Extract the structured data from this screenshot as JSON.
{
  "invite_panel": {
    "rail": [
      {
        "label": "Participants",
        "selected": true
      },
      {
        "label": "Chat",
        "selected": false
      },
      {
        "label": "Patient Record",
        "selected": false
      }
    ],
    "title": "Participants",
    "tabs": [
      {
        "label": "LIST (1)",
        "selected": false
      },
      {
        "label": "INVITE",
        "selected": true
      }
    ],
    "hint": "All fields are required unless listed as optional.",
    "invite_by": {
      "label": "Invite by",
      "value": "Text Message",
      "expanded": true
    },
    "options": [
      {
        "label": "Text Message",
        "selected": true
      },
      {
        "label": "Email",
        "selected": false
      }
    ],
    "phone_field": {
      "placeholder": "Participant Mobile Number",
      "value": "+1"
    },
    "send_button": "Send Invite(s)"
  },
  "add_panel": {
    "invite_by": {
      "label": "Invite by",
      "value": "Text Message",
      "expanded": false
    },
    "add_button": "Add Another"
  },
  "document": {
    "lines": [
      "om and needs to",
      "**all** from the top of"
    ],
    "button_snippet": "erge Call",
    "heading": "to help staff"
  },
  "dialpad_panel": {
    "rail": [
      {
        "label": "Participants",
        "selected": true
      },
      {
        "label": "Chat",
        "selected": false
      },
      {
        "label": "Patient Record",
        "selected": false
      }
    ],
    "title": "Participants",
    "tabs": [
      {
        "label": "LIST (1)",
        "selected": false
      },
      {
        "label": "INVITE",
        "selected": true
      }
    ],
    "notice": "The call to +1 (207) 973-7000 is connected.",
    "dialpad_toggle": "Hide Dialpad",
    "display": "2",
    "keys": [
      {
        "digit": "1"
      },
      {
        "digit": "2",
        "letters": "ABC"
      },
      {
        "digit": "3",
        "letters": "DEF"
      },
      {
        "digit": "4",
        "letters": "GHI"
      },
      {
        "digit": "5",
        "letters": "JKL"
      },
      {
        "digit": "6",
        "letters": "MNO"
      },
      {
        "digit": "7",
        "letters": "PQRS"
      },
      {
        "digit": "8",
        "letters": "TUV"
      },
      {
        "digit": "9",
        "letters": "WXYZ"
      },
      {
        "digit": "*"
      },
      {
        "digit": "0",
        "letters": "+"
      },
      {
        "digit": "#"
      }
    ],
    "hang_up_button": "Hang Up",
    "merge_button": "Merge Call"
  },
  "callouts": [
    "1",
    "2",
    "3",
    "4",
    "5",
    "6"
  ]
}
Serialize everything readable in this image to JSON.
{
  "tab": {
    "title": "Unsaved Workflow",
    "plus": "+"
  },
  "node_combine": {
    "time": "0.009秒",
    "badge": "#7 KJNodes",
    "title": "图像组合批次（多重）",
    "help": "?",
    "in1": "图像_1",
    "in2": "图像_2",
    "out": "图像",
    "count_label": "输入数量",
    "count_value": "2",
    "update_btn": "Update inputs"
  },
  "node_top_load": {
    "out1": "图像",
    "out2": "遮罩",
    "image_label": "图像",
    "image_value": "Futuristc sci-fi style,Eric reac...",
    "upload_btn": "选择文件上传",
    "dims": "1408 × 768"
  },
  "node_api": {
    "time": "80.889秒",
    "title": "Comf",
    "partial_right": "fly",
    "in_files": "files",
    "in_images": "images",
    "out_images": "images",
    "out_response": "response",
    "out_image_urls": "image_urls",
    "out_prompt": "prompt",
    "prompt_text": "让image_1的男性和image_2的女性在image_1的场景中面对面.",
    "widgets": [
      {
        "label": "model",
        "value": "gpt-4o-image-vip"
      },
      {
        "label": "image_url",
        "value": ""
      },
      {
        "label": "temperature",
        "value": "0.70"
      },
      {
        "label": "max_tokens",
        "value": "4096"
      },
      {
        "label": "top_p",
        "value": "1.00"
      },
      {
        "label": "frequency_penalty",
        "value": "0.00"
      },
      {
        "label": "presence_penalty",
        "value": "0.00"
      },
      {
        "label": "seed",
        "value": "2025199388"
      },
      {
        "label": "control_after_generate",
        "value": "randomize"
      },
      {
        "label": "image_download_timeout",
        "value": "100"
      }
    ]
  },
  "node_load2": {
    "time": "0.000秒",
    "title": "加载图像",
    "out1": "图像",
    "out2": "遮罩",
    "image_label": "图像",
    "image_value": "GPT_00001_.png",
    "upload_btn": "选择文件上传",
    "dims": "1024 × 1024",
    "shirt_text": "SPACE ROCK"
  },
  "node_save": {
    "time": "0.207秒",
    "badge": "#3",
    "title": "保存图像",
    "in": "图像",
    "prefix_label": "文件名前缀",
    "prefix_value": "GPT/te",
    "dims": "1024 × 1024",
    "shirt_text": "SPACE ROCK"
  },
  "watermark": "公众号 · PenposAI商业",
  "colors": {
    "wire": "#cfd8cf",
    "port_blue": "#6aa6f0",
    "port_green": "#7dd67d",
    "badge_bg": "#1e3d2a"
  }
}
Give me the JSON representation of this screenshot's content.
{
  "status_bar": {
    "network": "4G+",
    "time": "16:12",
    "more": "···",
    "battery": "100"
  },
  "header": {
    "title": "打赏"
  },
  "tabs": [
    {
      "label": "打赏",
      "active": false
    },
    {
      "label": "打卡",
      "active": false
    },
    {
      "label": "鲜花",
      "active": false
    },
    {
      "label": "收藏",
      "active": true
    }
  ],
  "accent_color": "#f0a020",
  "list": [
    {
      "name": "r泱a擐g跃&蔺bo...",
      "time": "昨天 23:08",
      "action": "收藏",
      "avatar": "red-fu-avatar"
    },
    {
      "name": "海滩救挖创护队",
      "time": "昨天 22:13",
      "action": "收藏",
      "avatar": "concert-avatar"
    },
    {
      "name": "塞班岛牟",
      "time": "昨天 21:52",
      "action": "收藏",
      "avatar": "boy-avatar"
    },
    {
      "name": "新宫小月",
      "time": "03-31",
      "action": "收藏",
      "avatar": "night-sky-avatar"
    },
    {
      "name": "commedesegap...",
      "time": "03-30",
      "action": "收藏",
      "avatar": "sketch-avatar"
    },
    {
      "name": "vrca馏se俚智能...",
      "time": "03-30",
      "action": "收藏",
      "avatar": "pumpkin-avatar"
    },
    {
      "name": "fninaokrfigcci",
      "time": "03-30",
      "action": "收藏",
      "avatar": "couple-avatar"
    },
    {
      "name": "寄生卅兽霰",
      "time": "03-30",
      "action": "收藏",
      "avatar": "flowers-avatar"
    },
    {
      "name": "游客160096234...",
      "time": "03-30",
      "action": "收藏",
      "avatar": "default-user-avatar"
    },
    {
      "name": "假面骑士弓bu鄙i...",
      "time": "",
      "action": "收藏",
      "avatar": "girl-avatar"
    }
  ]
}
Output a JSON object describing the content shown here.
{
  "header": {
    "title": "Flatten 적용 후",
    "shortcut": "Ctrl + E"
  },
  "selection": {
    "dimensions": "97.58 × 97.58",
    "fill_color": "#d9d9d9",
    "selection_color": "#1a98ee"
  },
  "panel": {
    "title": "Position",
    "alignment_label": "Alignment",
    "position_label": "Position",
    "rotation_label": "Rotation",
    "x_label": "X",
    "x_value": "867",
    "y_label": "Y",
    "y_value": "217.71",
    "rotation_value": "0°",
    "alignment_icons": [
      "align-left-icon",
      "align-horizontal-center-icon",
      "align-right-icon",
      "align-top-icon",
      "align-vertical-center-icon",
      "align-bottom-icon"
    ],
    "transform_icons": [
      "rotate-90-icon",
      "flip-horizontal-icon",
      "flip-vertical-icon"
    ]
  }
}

....

Repeat every record exactly as written, please.

▶ _RESULT_:
Extract the structured data from this screenshot as JSON.
{
  "invite_panel": {
    "rail": [
      {
        "label": "Participants",
        "selected": true
      },
      {
        "label": "Chat",
        "selected": false
      },
      {
        "label": "Patient Record",
        "selected": false
      }
    ],
    "title": "Participants",
    "tabs": [
      {
        "label": "LIST (1)",
        "selected": false
      },
      {
        "label": "INVITE",
        "selected": true
      }
    ],
    "hint": "All fields are required unless listed as optional.",
    "invite_by": {
      "label": "Invite by",
      "value": "Text Message",
      "expanded": true
    },
    "options": [
      {
        "label": "Text Message",
        "selected": true
      },
      {
        "label": "Email",
        "selected": false
      }
    ],
    "phone_field": {
      "placeholder": "Participant Mobile Number",
      "value": "+1"
    },
    "send_button": "Send Invite(s)"
  },
  "add_panel": {
    "invite_by": {
      "label": "Invite by",
      "value": "Text Message",
      "expanded": false
    },
    "add_button": "Add Another"
  },
  "document": {
    "lines": [
      "om and needs to",
      "**all** from the top of"
    ],
    "button_snippet": "erge Call",
    "heading": "to help staff"
  },
  "dialpad_panel": {
    "rail": [
      {
        "label": "Participants",
        "selected": true
      },
      {
        "label": "Chat",
        "selected": false
      },
      {
        "label": "Patient Record",
        "selected": false
      }
    ],
    "title": "Participants",
    "tabs": [
      {
        "label": "LIST (1)",
        "selected": false
      },
      {
        "label": "INVITE",
        "selected": true
      }
    ],
    "notice": "The call to +1 (207) 973-7000 is connected.",
    "dialpad_toggle": "Hide Dialpad",
    "display": "2",
    "keys": [
      {
        "digit": "1"
      },
      {
        "digit": "2",
        "letters": "ABC"
      },
      {
        "digit": "3",
        "letters": "DEF"
      },
      {
        "digit": "4",
        "letters": "GHI"
      },
      {
        "digit": "5",
        "letters": "JKL"
      },
      {
        "digit": "6",
        "letters": "MNO"
      },
      {
        "digit": "7",
        "letters": "PQRS"
      },
      {
        "digit": "8",
        "letters": "TUV"
      },
      {
        "digit": "9",
        "letters": "WXYZ"
      },
      {
        "digit": "*"
      },
      {
        "digit": "0",
        "letters": "+"
      },
      {
        "digit": "#"
      }
    ],
    "hang_up_button": "Hang Up",
    "merge_button": "Merge Call"
  },
  "callouts": [
    "1",
    "2",
    "3",
    "4",
    "5",
    "6"
  ]
}
Serialize everything readable in this image to JSON.
{
  "tab": {
    "title": "Unsaved Workflow",
    "plus": "+"
  },
  "node_combine": {
    "time": "0.009秒",
    "badge": "#7 KJNodes",
    "title": "图像组合批次（多重）",
    "help": "?",
    "in1": "图像_1",
    "in2": "图像_2",
    "out": "图像",
    "count_label": "输入数量",
    "count_value": "2",
    "update_btn": "Update inputs"
  },
  "node_top_load": {
    "out1": "图像",
    "out2": "遮罩",
    "image_label": "图像",
    "image_value": "Futuristc sci-fi style,Eric reac...",
    "upload_btn": "选择文件上传",
    "dims": "1408 × 768"
  },
  "node_api": {
    "time": "80.889秒",
    "title": "Comf",
    "partial_right": "fly",
    "in_files": "files",
    "in_images": "images",
    "out_images": "images",
    "out_response": "response",
    "out_image_urls": "image_urls",
    "out_prompt": "prompt",
    "prompt_text": "让image_1的男性和image_2的女性在image_1的场景中面对面.",
    "widgets": [
      {
        "label": "model",
        "value": "gpt-4o-image-vip"
      },
      {
        "label": "image_url",
        "value": ""
      },
      {
        "label": "temperature",
        "value": "0.70"
      },
      {
        "label": "max_tokens",
        "value": "4096"
      },
      {
        "label": "top_p",
        "value": "1.00"
      },
      {
        "label": "frequency_penalty",
        "value": "0.00"
      },
      {
        "label": "presence_penalty",
        "value": "0.00"
      },
      {
        "label": "seed",
        "value": "2025199388"
      },
      {
        "label": "control_after_generate",
        "value": "randomize"
      },
      {
        "label": "image_download_timeout",
        "value": "100"
      }
    ]
  },
  "node_load2": {
    "time": "0.000秒",
    "title": "加载图像",
    "out1": "图像",
    "out2": "遮罩",
    "image_label": "图像",
    "image_value": "GPT_00001_.png",
    "upload_btn": "选择文件上传",
    "dims": "1024 × 1024",
    "shirt_text": "SPACE ROCK"
  },
  "node_save": {
    "time": "0.207秒",
    "badge": "#3",
    "title": "保存图像",
    "in": "图像",
    "prefix_label": "文件名前缀",
    "prefix_value": "GPT/te",
    "dims": "1024 × 1024",
    "shirt_text": "SPACE ROCK"
  },
  "watermark": "公众号 · PenposAI商业",
  "colors": {
    "wire": "#cfd8cf",
    "port_blue": "#6aa6f0",
    "port_green": "#7dd67d",
    "badge_bg": "#1e3d2a"
  }
}
Give me the JSON representation of this screenshot's content.
{
  "status_bar": {
    "network": "4G+",
    "time": "16:12",
    "more": "···",
    "battery": "100"
  },
  "header": {
    "title": "打赏"
  },
  "tabs": [
    {
      "label": "打赏",
      "active": false
    },
    {
      "label": "打卡",
      "active": false
    },
    {
      "label": "鲜花",
      "active": false
    },
    {
      "label": "收藏",
      "active": true
    }
  ],
  "accent_color": "#f0a020",
  "list": [
    {
      "name": "r泱a擐g跃&蔺bo...",
      "time": "昨天 23:08",
      "action": "收藏",
      "avatar": "red-fu-avatar"
    },
    {
      "name": "海滩救挖创护队",
      "time": "昨天 22:13",
      "action": "收藏",
      "avatar": "concert-avatar"
    },
    {
      "name": "塞班岛牟",
      "time": "昨天 21:52",
      "action": "收藏",
      "avatar": "boy-avatar"
    },
    {
      "name": "新宫小月",
      "time": "03-31",
      "action": "收藏",
      "avatar": "night-sky-avatar"
    },
    {
      "name": "commedesegap...",
      "time": "03-30",
      "action": "收藏",
      "avatar": "sketch-avatar"
    },
    {
      "name": "vrca馏se俚智能...",
      "time": "03-30",
      "action": "收藏",
      "avatar": "pumpkin-avatar"
    },
    {
      "name": "fninaokrfigcci",
      "time": "03-30",
      "action": "收藏",
      "avatar": "couple-avatar"
    },
    {
      "name": "寄生卅兽霰",
      "time": "03-30",
      "action": "收藏",
      "avatar": "flowers-avatar"
    },
    {
      "name": "游客160096234...",
      "time": "03-30",
      "action": "收藏",
      "avatar": "default-user-avatar"
    },
    {
      "name": "假面骑士弓bu鄙i...",
      "time": "",
      "action": "收藏",
      "avatar": "girl-avatar"
    }
  ]
}
Output a JSON object describing the content shown here.
{
  "header": {
    "title": "Flatten 적용 후",
    "shortcut": "Ctrl + E"
  },
  "selection": {
    "dimensions": "97.58 × 97.58",
    "fill_color": "#d9d9d9",
    "selection_color": "#1a98ee"
  },
  "panel": {
    "title": "Position",
    "alignment_label": "Alignment",
    "position_label": "Position",
    "rotation_label": "Rotation",
    "x_label": "X",
    "x_value": "867",
    "y_label": "Y",
    "y_value": "217.71",
    "rotation_value": "0°",
    "alignment_icons": [
      "align-left-icon",
      "align-horizontal-center-icon",
      "align-right-icon",
      "align-top-icon",
      "align-vertical-center-icon",
      "align-bottom-icon"
    ],
    "transform_icons": [
      "rotate-90-icon",
      "flip-horizontal-icon",
      "flip-vertical-icon"
    ]
  }
}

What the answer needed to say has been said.